[Recorded data]
↓

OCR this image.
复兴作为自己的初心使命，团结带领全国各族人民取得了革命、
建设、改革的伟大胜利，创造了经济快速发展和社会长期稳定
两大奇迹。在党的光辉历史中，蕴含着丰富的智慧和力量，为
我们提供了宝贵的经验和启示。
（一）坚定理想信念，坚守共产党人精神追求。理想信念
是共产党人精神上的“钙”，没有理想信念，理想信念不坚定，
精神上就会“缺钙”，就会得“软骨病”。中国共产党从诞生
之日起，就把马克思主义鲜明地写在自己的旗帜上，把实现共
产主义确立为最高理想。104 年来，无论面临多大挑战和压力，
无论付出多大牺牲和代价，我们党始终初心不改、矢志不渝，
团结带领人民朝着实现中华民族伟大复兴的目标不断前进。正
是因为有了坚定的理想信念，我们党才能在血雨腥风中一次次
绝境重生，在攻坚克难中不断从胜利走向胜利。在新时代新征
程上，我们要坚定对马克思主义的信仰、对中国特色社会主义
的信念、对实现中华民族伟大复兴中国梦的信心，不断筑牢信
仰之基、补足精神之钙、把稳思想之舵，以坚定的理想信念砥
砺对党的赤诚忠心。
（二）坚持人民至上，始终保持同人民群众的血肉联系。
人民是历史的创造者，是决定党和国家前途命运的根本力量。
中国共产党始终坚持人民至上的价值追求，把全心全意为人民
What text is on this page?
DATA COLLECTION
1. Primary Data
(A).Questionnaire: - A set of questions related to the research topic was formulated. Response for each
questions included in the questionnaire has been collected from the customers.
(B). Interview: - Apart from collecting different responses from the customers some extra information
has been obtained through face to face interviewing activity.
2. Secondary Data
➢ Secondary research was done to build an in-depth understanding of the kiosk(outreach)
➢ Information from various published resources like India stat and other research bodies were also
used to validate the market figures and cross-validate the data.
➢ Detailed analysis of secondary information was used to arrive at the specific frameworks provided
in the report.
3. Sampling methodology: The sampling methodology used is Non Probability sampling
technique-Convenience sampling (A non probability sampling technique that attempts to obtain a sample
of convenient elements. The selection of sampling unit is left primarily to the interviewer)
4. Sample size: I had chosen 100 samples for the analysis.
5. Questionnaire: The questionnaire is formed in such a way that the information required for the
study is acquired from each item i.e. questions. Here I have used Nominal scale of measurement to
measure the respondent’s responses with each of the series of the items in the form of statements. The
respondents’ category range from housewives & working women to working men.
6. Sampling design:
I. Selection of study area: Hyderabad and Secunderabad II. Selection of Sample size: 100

↑

Write out all the entries exactly.

RESULT:
OCR this image.
复兴作为自己的初心使命，团结带领全国各族人民取得了革命、
建设、改革的伟大胜利，创造了经济快速发展和社会长期稳定
两大奇迹。在党的光辉历史中，蕴含着丰富的智慧和力量，为
我们提供了宝贵的经验和启示。
（一）坚定理想信念，坚守共产党人精神追求。理想信念
是共产党人精神上的“钙”，没有理想信念，理想信念不坚定，
精神上就会“缺钙”，就会得“软骨病”。中国共产党从诞生
之日起，就把马克思主义鲜明地写在自己的旗帜上，把实现共
产主义确立为最高理想。104 年来，无论面临多大挑战和压力，
无论付出多大牺牲和代价，我们党始终初心不改、矢志不渝，
团结带领人民朝着实现中华民族伟大复兴的目标不断前进。正
是因为有了坚定的理想信念，我们党才能在血雨腥风中一次次
绝境重生，在攻坚克难中不断从胜利走向胜利。在新时代新征
程上，我们要坚定对马克思主义的信仰、对中国特色社会主义
的信念、对实现中华民族伟大复兴中国梦的信心，不断筑牢信
仰之基、补足精神之钙、把稳思想之舵，以坚定的理想信念砥
砺对党的赤诚忠心。
（二）坚持人民至上，始终保持同人民群众的血肉联系。
人民是历史的创造者，是决定党和国家前途命运的根本力量。
中国共产党始终坚持人民至上的价值追求，把全心全意为人民
What text is on this page?
DATA COLLECTION
1. Primary Data
(A).Questionnaire: - A set of questions related to the research topic was formulated. Response for each
questions included in the questionnaire has been collected from the customers.
(B). Interview: - Apart from collecting different responses from the customers some extra information
has been obtained through face to face interviewing activity.
2. Secondary Data
➢ Secondary research was done to build an in-depth understanding of the kiosk(outreach)
➢ Information from various published resources like India stat and other research bodies were also
used to validate the market figures and cross-validate the data.
➢ Detailed analysis of secondary information was used to arrive at the specific frameworks provided
in the report.
3. Sampling methodology: The sampling methodology used is Non Probability sampling
technique-Convenience sampling (A non probability sampling technique that attempts to obtain a sample
of convenient elements. The selection of sampling unit is left primarily to the interviewer)
4. Sample size: I had chosen 100 samples for the analysis.
5. Questionnaire: The questionnaire is formed in such a way that the information required for the
study is acquired from each item i.e. questions. Here I have used Nominal scale of measurement to
measure the respondent’s responses with each of the series of the items in the form of statements. The
respondents’ category range from housewives & working women to working men.
6. Sampling design:
I. Selection of study area: Hyderabad and Secunderabad II. Selection of Sample size: 100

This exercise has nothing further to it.